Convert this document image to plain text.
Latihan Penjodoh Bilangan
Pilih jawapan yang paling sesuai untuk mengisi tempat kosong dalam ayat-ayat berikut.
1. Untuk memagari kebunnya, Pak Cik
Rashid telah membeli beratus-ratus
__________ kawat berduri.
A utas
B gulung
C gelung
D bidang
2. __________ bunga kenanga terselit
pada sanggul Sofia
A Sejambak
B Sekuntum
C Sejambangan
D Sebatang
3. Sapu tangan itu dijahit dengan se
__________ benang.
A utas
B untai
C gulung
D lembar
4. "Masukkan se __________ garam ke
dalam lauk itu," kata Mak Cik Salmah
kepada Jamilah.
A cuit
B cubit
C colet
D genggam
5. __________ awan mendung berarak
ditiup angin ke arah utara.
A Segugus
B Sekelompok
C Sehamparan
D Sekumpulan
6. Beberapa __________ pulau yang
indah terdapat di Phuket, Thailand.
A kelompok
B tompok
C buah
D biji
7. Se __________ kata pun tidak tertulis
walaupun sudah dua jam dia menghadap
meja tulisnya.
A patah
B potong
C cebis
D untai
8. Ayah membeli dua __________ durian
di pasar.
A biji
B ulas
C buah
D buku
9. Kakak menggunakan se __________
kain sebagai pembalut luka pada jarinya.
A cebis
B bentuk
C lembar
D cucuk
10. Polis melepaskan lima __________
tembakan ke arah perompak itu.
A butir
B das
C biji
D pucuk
-.-.-
_What is asked_. Search the entries for "dalam" and copy out each line that has it.

_Solved problem_.
Pilih jawapan yang paling sesuai untuk mengisi tempat kosong dalam ayat-ayat berikut.
dalam lauk itu," kata Mak Cik Salmah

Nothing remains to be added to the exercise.